▸ **AIM**: Please transcribe the data below exactly. Leave the pictures out.
## START
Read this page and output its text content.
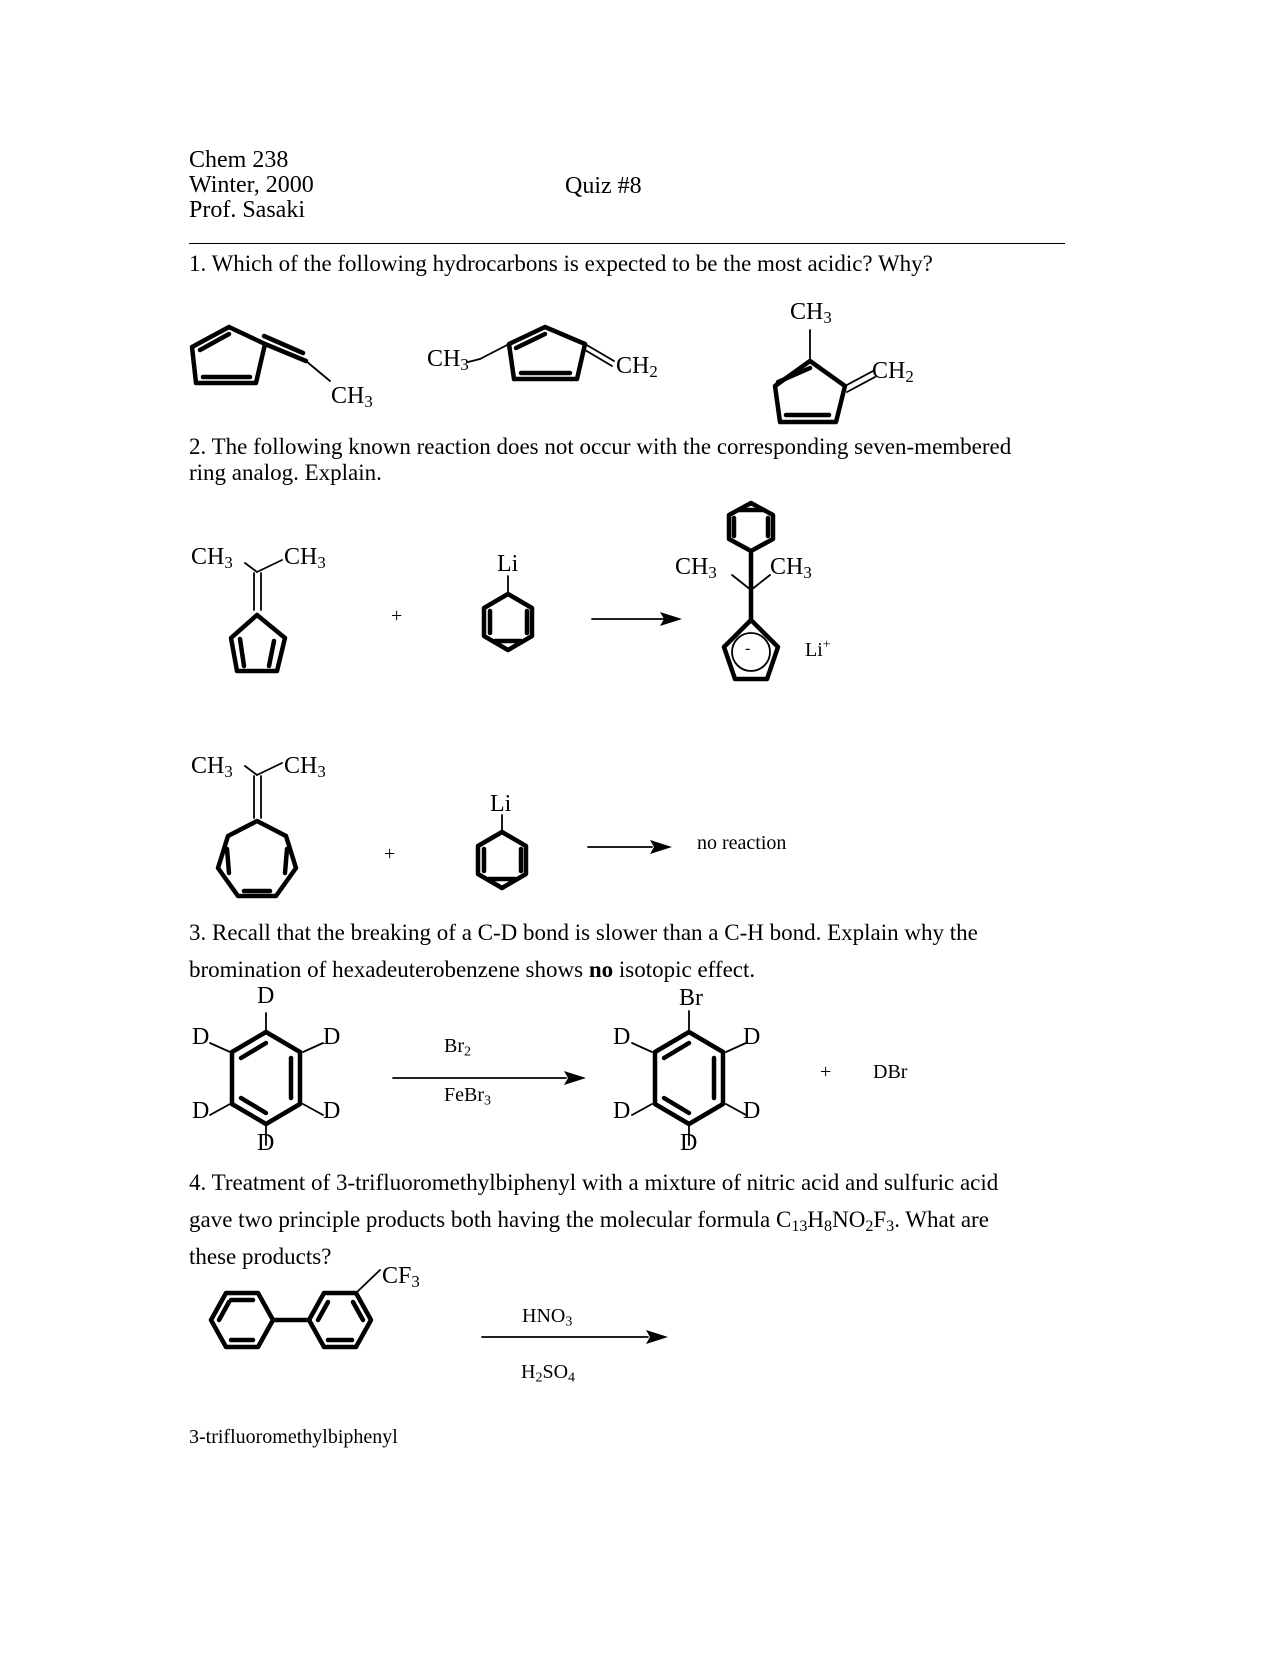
Chem 238
Winter, 2000
Prof. Sasaki
Quiz #8
1. Which of the following hydrocarbons is expected to be the most acidic? Why?
$CH_3$
$CH_3$	$CH_2$
$CH_3$
$CH_2$
2. The following known reaction does not occur with the corresponding seven-membered
ring analog. Explain.
$CH_3$ $CH_3$
+
Li	$CH_3$ $CH_3$
-	Li+
$CH_3$ $CH_3$
+
Li
no reaction
3. Recall that the breaking of a C-D bond is slower than a C-H bond. Explain why the
bromination of hexadeuterobenzene shows no isotopic effect.
D
D	D
D	D
D
$Br_2$
FeBr$_3$
Br
D	D
D	D
D
+ DBr
4. Treatment of 3-trifluoromethylbiphenyl with a mixture of nitric acid and sulfuric acid
gave two principle products both having the molecular formula $C_{13}H_8NO_2F_3$. What are
these products?
$CF_3$
$HNO_3$
$H_2SO_4$
3-trifluoromethylbiphenyl
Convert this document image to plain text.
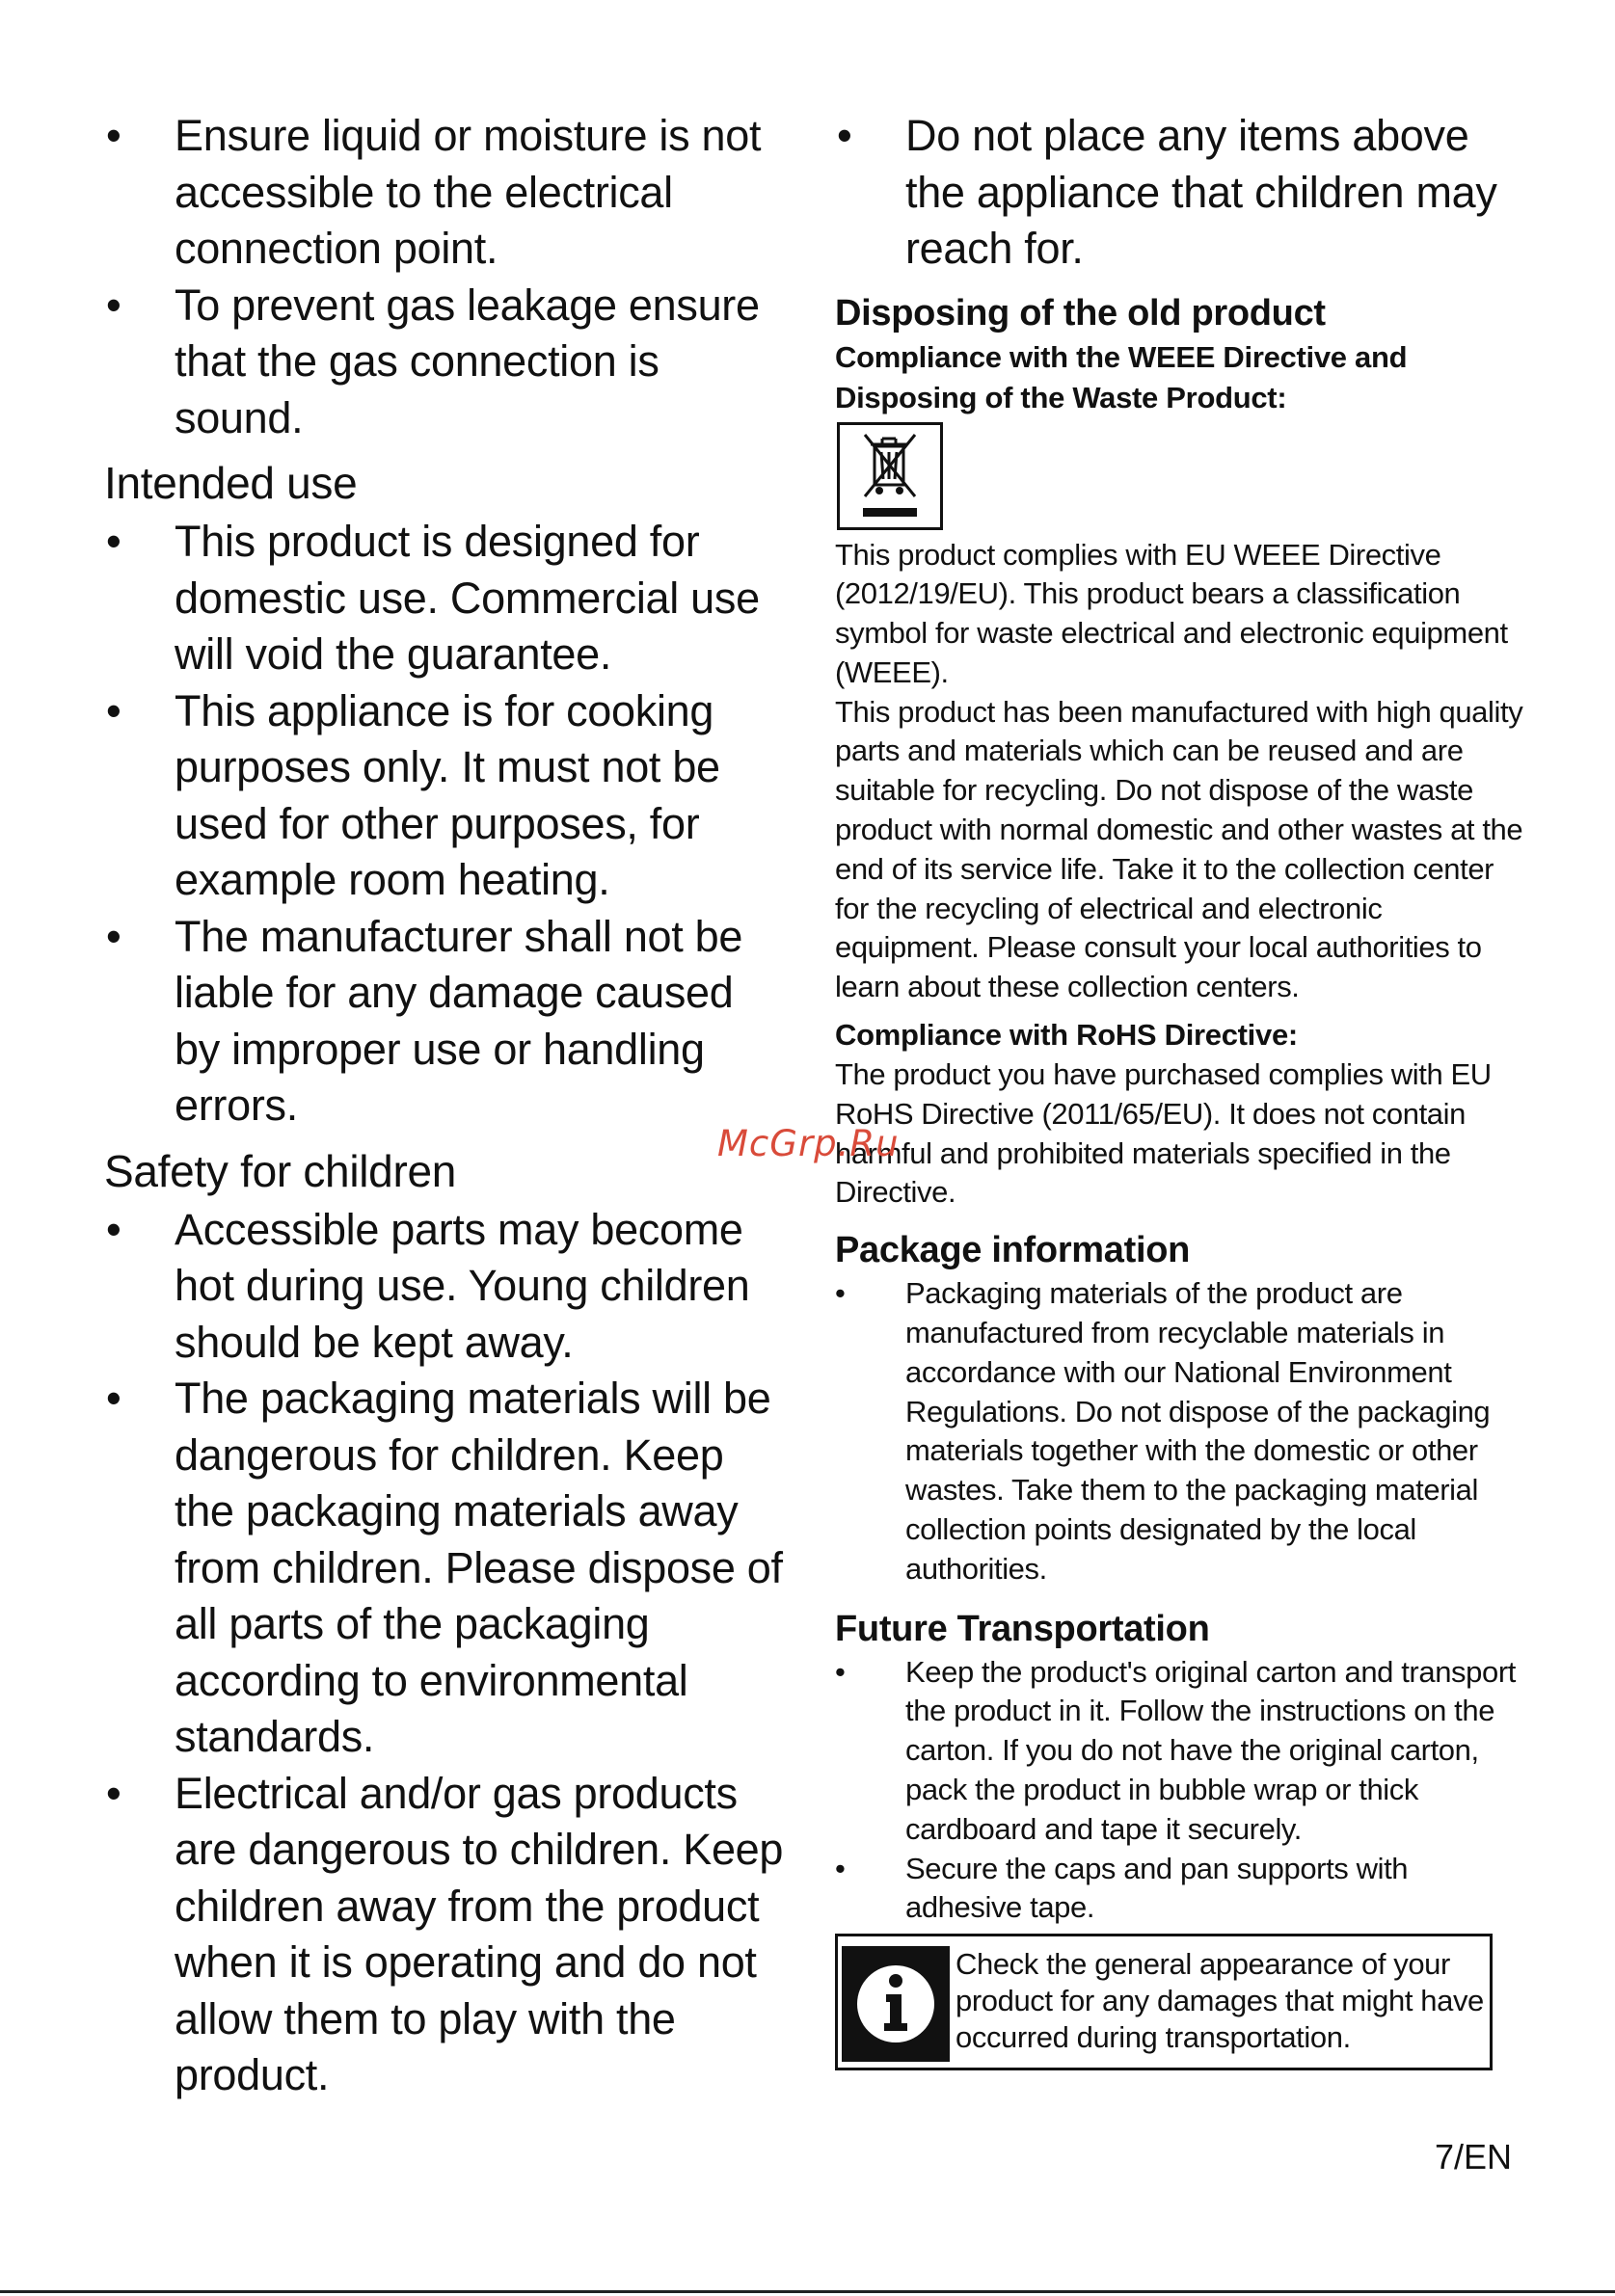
• Ensure liquid or moisture is not accessible to the electrical connection point.

• To prevent gas leakage ensure that the gas connection is sound.

Intended use

• This product is designed for domestic use. Commercial use will void the guarantee.

• This appliance is for cooking purposes only. It must not be used for other purposes, for example room heating.

• The manufacturer shall not be liable for any damage caused by improper use or handling errors.

Safety for children

• Accessible parts may become hot during use. Young children should be kept away.

• The packaging materials will be dangerous for children. Keep the packaging materials away from children. Please dispose of all parts of the packaging according to environmental standards.

• Electrical and/or gas products are dangerous to children. Keep children away from the product when it is operating and do not allow them to play with the product.

• Do not place any items above the appliance that children may reach for.

Disposing of the old product
Compliance with the WEEE Directive and Disposing of the Waste Product:

This product complies with EU WEEE Directive (2012/19/EU). This product bears a classification symbol for waste electrical and electronic equipment (WEEE).

This product has been manufactured with high quality parts and materials which can be reused and are suitable for recycling. Do not dispose of the waste product with normal domestic and other wastes at the end of its service life. Take it to the collection center for the recycling of electrical and electronic equipment. Please consult your local authorities to learn about these collection centers.

Compliance with RoHS Directive:

The product you have purchased complies with EU RoHS Directive (2011/65/EU). It does not contain harmful and prohibited materials specified in the Directive.

Package information

• Packaging materials of the product are manufactured from recyclable materials in accordance with our National Environment Regulations. Do not dispose of the packaging materials together with the domestic or other wastes. Take them to the packaging material collection points designated by the local authorities.

Future Transportation

• Keep the product's original carton and transport the product in it. Follow the instructions on the carton. If you do not have the original carton, pack the product in bubble wrap or thick cardboard and tape it securely.

• Secure the caps and pan supports with adhesive tape.

Check the general appearance of your product for any damages that might have occurred during transportation.
McGrp.Ru
7/EN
## END
▸ **SOLUTION FOR THIS TASK**:
Read this page and output its text content.
Chem 238
Winter, 2000
Prof. Sasaki
Quiz #8
1. Which of the following hydrocarbons is expected to be the most acidic? Why?
$CH_3$
$CH_3$	$CH_2$
$CH_3$
$CH_2$
2. The following known reaction does not occur with the corresponding seven-membered
ring analog. Explain.
$CH_3$ $CH_3$
+
Li	$CH_3$ $CH_3$
-	Li+
$CH_3$ $CH_3$
+
Li
no reaction
3. Recall that the breaking of a C-D bond is slower than a C-H bond. Explain why the
bromination of hexadeuterobenzene shows no isotopic effect.
D
D	D
D	D
D
$Br_2$
FeBr$_3$
Br
D	D
D	D
D
+ DBr
4. Treatment of 3-trifluoromethylbiphenyl with a mixture of nitric acid and sulfuric acid
gave two principle products both having the molecular formula $C_{13}H_8NO_2F_3$. What are
these products?
$CF_3$
$HNO_3$
$H_2SO_4$
3-trifluoromethylbiphenyl
Convert this document image to plain text.
• Ensure liquid or moisture is not accessible to the electrical connection point.

• To prevent gas leakage ensure that the gas connection is sound.

Intended use

• This product is designed for domestic use. Commercial use will void the guarantee.

• This appliance is for cooking purposes only. It must not be used for other purposes, for example room heating.

• The manufacturer shall not be liable for any damage caused by improper use or handling errors.

Safety for children

• Accessible parts may become hot during use. Young children should be kept away.

• The packaging materials will be dangerous for children. Keep the packaging materials away from children. Please dispose of all parts of the packaging according to environmental standards.

• Electrical and/or gas products are dangerous to children. Keep children away from the product when it is operating and do not allow them to play with the product.

• Do not place any items above the appliance that children may reach for.

Disposing of the old product
Compliance with the WEEE Directive and Disposing of the Waste Product:

This product complies with EU WEEE Directive (2012/19/EU). This product bears a classification symbol for waste electrical and electronic equipment (WEEE).

This product has been manufactured with high quality parts and materials which can be reused and are suitable for recycling. Do not dispose of the waste product with normal domestic and other wastes at the end of its service life. Take it to the collection center for the recycling of electrical and electronic equipment. Please consult your local authorities to learn about these collection centers.

Compliance with RoHS Directive:

The product you have purchased complies with EU RoHS Directive (2011/65/EU). It does not contain harmful and prohibited materials specified in the Directive.

Package information

• Packaging materials of the product are manufactured from recyclable materials in accordance with our National Environment Regulations. Do not dispose of the packaging materials together with the domestic or other wastes. Take them to the packaging material collection points designated by the local authorities.

Future Transportation

• Keep the product's original carton and transport the product in it. Follow the instructions on the carton. If you do not have the original carton, pack the product in bubble wrap or thick cardboard and tape it securely.

• Secure the caps and pan supports with adhesive tape.

Check the general appearance of your product for any damages that might have occurred during transportation.
McGrp.Ru
7/EN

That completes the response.